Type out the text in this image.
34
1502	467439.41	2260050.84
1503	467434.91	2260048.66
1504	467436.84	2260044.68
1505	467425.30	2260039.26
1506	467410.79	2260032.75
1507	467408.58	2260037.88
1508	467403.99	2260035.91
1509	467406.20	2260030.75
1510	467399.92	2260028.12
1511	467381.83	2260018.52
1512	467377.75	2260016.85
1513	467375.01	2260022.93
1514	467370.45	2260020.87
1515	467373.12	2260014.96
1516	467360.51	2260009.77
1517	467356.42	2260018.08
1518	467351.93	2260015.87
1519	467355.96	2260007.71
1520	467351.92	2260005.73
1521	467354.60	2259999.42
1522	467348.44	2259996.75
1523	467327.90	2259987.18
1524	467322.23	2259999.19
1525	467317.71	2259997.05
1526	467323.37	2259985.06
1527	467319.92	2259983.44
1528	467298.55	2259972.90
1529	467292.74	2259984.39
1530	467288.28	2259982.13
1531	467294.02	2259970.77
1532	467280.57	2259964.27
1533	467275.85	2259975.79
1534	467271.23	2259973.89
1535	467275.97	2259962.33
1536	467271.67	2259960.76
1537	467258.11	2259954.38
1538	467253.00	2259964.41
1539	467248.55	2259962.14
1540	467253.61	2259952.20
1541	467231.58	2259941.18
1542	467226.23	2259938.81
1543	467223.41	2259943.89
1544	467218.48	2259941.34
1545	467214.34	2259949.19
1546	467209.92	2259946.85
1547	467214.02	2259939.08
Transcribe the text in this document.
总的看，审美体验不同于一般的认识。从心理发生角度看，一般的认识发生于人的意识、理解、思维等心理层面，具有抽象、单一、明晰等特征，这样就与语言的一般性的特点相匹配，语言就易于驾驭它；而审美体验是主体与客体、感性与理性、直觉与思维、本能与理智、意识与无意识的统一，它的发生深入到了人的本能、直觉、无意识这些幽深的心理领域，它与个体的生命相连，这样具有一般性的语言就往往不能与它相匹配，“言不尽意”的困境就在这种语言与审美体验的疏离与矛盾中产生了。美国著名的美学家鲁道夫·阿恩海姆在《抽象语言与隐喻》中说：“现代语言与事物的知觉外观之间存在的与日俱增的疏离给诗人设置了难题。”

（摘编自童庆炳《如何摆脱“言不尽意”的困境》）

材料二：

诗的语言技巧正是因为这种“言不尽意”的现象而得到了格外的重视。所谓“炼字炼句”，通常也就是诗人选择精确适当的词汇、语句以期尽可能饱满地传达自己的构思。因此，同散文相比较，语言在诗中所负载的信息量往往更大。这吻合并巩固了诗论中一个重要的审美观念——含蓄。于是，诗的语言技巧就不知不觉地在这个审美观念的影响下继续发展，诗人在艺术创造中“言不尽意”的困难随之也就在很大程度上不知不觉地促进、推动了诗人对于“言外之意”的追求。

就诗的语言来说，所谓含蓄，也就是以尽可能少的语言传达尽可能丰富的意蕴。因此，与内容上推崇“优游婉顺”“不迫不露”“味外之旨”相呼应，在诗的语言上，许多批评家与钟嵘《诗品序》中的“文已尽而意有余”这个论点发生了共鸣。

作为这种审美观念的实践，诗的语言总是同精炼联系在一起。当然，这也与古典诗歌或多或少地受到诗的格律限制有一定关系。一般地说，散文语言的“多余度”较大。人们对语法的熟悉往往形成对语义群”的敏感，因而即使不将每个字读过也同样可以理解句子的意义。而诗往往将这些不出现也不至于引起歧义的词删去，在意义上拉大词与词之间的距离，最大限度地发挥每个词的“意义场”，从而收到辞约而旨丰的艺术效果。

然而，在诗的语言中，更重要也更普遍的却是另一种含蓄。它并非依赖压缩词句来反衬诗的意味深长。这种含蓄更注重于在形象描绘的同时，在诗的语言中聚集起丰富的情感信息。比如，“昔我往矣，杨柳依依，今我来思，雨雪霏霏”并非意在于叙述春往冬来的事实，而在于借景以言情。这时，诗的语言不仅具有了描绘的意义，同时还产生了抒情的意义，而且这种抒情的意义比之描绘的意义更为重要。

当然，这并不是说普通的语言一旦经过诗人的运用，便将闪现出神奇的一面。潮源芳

§ **Set exercise**:
Reproduce every record, matching each line exactly.

§ **Answer**:
Type out the text in this image.
34
1502	467439.41	2260050.84
1503	467434.91	2260048.66
1504	467436.84	2260044.68
1505	467425.30	2260039.26
1506	467410.79	2260032.75
1507	467408.58	2260037.88
1508	467403.99	2260035.91
1509	467406.20	2260030.75
1510	467399.92	2260028.12
1511	467381.83	2260018.52
1512	467377.75	2260016.85
1513	467375.01	2260022.93
1514	467370.45	2260020.87
1515	467373.12	2260014.96
1516	467360.51	2260009.77
1517	467356.42	2260018.08
1518	467351.93	2260015.87
1519	467355.96	2260007.71
1520	467351.92	2260005.73
1521	467354.60	2259999.42
1522	467348.44	2259996.75
1523	467327.90	2259987.18
1524	467322.23	2259999.19
1525	467317.71	2259997.05
1526	467323.37	2259985.06
1527	467319.92	2259983.44
1528	467298.55	2259972.90
1529	467292.74	2259984.39
1530	467288.28	2259982.13
1531	467294.02	2259970.77
1532	467280.57	2259964.27
1533	467275.85	2259975.79
1534	467271.23	2259973.89
1535	467275.97	2259962.33
1536	467271.67	2259960.76
1537	467258.11	2259954.38
1538	467253.00	2259964.41
1539	467248.55	2259962.14
1540	467253.61	2259952.20
1541	467231.58	2259941.18
1542	467226.23	2259938.81
1543	467223.41	2259943.89
1544	467218.48	2259941.34
1545	467214.34	2259949.19
1546	467209.92	2259946.85
1547	467214.02	2259939.08
Transcribe the text in this document.
总的看，审美体验不同于一般的认识。从心理发生角度看，一般的认识发生于人的意识、理解、思维等心理层面，具有抽象、单一、明晰等特征，这样就与语言的一般性的特点相匹配，语言就易于驾驭它；而审美体验是主体与客体、感性与理性、直觉与思维、本能与理智、意识与无意识的统一，它的发生深入到了人的本能、直觉、无意识这些幽深的心理领域，它与个体的生命相连，这样具有一般性的语言就往往不能与它相匹配，“言不尽意”的困境就在这种语言与审美体验的疏离与矛盾中产生了。美国著名的美学家鲁道夫·阿恩海姆在《抽象语言与隐喻》中说：“现代语言与事物的知觉外观之间存在的与日俱增的疏离给诗人设置了难题。”

（摘编自童庆炳《如何摆脱“言不尽意”的困境》）

材料二：

诗的语言技巧正是因为这种“言不尽意”的现象而得到了格外的重视。所谓“炼字炼句”，通常也就是诗人选择精确适当的词汇、语句以期尽可能饱满地传达自己的构思。因此，同散文相比较，语言在诗中所负载的信息量往往更大。这吻合并巩固了诗论中一个重要的审美观念——含蓄。于是，诗的语言技巧就不知不觉地在这个审美观念的影响下继续发展，诗人在艺术创造中“言不尽意”的困难随之也就在很大程度上不知不觉地促进、推动了诗人对于“言外之意”的追求。

就诗的语言来说，所谓含蓄，也就是以尽可能少的语言传达尽可能丰富的意蕴。因此，与内容上推崇“优游婉顺”“不迫不露”“味外之旨”相呼应，在诗的语言上，许多批评家与钟嵘《诗品序》中的“文已尽而意有余”这个论点发生了共鸣。

作为这种审美观念的实践，诗的语言总是同精炼联系在一起。当然，这也与古典诗歌或多或少地受到诗的格律限制有一定关系。一般地说，散文语言的“多余度”较大。人们对语法的熟悉往往形成对语义群”的敏感，因而即使不将每个字读过也同样可以理解句子的意义。而诗往往将这些不出现也不至于引起歧义的词删去，在意义上拉大词与词之间的距离，最大限度地发挥每个词的“意义场”，从而收到辞约而旨丰的艺术效果。

然而，在诗的语言中，更重要也更普遍的却是另一种含蓄。它并非依赖压缩词句来反衬诗的意味深长。这种含蓄更注重于在形象描绘的同时，在诗的语言中聚集起丰富的情感信息。比如，“昔我往矣，杨柳依依，今我来思，雨雪霏霏”并非意在于叙述春往冬来的事实，而在于借景以言情。这时，诗的语言不仅具有了描绘的意义，同时还产生了抒情的意义，而且这种抒情的意义比之描绘的意义更为重要。

当然，这并不是说普通的语言一旦经过诗人的运用，便将闪现出神奇的一面。潮源芳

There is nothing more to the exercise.